## PAGE TEXT

----------------

Posted by once proud nurse on February 13, 2012

Before I proceed with this post there is something I must make clear. I truly believe that most young people today who want to make nursing their career are just as caring and idealistic as  my contemporaries and I were all those years ago. I believe many undergraduates and newly qualified nurses are disillusioned with their training and its manifest shortcomings. The system is failing them as much as it is failing the NHS and patients.

A newly qualified staff nurse told me how unprepared she felt on her first day as she was asked to do ten things during the morning that she had never done in her training. This is not only bad for her morale and confidence, it is dangerous for patients. She will eventually become a good nurse but she is going to have to do that on her own having already qualified.

In an effort to understand how and when it went so badly wrong I have made comparisons with the old and the new

The old apprenticeship system of training for State Registration was not perfect by any means but it had many merits, which were all swept aside when the Universities took over.

  • Students should be supernumerary but should not be mere observers, during clinical placements students should have to achieve a set number of practical tasks be it bed-baths or drug rounds.
  • Students should “work” all shifts including night duty. Three years at University leading a student life style does not create a good work ethic nor foster a team spirit.
  • There is no substitute for contact with patients. 2,300 hours restricted contact is not the same as the 4700+ hours daily contact trainee SRN’s had.
  • Boring though it may be, repetitive practice make perfect and this should occur before a practitioner has to take full responsibility for their actions.
  • The emphasis was always on the patient first and foremost. Nurses were told they were the patient’s advocates and no matter who else was around, be they doctors, other health workers or relatives, the patient was their priority. The machinery was given higher priority than I was when I was last an in-patient!

I have been watching with fascinated horror the More 4 series “Confessions of a Nurse” and the nurses interviewed illustrate these points better than I can explain, for example, the attitude of one young staff nurse  who admitted on camera to regularly turning up late for her shifts and another whose complex family issues meant she had taken many days off sick, some without even letting the ward know she would not be on duty. The latter was a sacking offence in the 1970s, not that we would have dreamed of doing such a thing.

Question: Is professionalism not one of the topics covered by the academic syllabus?

I feel it can’t be as so many nurses on that programme and in hospitals I’ve worked in or visited recently do not care to look professional e.g. hair all over the place, excess make-up, ear rings and jewellery, long sleeved jumpers beneath their tunic tops and totally inappropriate foot wear. Could it be that because they don’t feel like professionals this is reflected by some nurses in their unprofessional behaviour?

The lack of practical skills was demonstrated by two fairly recently qualified staff nurses on “Confessions” who had to ask assistance from a charge nurse from another ward to help them with an intravenous line. I suppose we should be grateful that they knew their limitations and sought help.

Question: If undergraduates are at university to  receive a much more technological training than I had as an SRN, why had the management of intravenous infusions and the dangers associated therewith not been thoroughly covered so they were capable and confident to deal with a problem themselves?

The way I see it is that to qualify as an SRN we were trained to be nurses whereas to become an RN you study nursing, a subtle but fundamental difference.

----------------

Document understanding data:
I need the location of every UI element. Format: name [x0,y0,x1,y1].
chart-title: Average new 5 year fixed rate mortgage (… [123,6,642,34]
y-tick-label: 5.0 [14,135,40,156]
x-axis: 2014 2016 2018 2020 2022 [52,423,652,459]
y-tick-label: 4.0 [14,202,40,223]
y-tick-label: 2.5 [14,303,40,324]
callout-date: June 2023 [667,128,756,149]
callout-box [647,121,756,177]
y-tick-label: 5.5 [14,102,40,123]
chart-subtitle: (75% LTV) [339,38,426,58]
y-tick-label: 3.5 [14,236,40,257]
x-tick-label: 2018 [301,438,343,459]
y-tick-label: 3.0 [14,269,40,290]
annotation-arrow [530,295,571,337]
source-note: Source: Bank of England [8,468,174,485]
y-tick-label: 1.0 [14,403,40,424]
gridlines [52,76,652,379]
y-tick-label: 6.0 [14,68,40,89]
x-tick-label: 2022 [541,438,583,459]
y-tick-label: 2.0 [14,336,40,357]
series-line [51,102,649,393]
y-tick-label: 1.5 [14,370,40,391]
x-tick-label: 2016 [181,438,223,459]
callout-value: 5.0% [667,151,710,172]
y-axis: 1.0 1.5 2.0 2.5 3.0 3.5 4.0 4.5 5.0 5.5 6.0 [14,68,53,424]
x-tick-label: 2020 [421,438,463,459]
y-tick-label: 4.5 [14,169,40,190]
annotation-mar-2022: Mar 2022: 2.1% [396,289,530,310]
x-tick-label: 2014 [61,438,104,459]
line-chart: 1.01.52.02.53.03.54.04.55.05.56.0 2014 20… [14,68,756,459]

----------------

Type out the post on nurse training word for word, everything from "A newly qualified" down to "having already qualified.".

## ANSWER TO THIS TASK
A newly qualified staff nurse told me how unprepared she felt on her first day as she was asked to do ten things during the morning that she had never done in her training. This is not only bad for her morale and confidence, it is dangerous for patients. She will eventually become a good nurse but she is going to have to do that on her own having already qualified.